> **Dataset entries**:
====

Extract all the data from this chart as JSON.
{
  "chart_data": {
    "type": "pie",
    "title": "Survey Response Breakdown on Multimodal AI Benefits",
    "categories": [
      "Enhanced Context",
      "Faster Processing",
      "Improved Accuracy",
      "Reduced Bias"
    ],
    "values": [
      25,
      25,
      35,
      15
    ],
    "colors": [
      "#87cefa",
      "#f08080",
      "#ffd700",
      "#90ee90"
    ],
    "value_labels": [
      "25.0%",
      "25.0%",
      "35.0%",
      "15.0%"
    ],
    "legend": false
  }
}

====

> **Task to complete**:
Output the lines above verbatim and in full.

> **Answer for this exercise**:
Extract all the data from this chart as JSON.
{
  "chart_data": {
    "type": "pie",
    "title": "Survey Response Breakdown on Multimodal AI Benefits",
    "categories": [
      "Enhanced Context",
      "Faster Processing",
      "Improved Accuracy",
      "Reduced Bias"
    ],
    "values": [
      25,
      25,
      35,
      15
    ],
    "colors": [
      "#87cefa",
      "#f08080",
      "#ffd700",
      "#90ee90"
    ],
    "value_labels": [
      "25.0%",
      "25.0%",
      "35.0%",
      "15.0%"
    ],
    "legend": false
  }
}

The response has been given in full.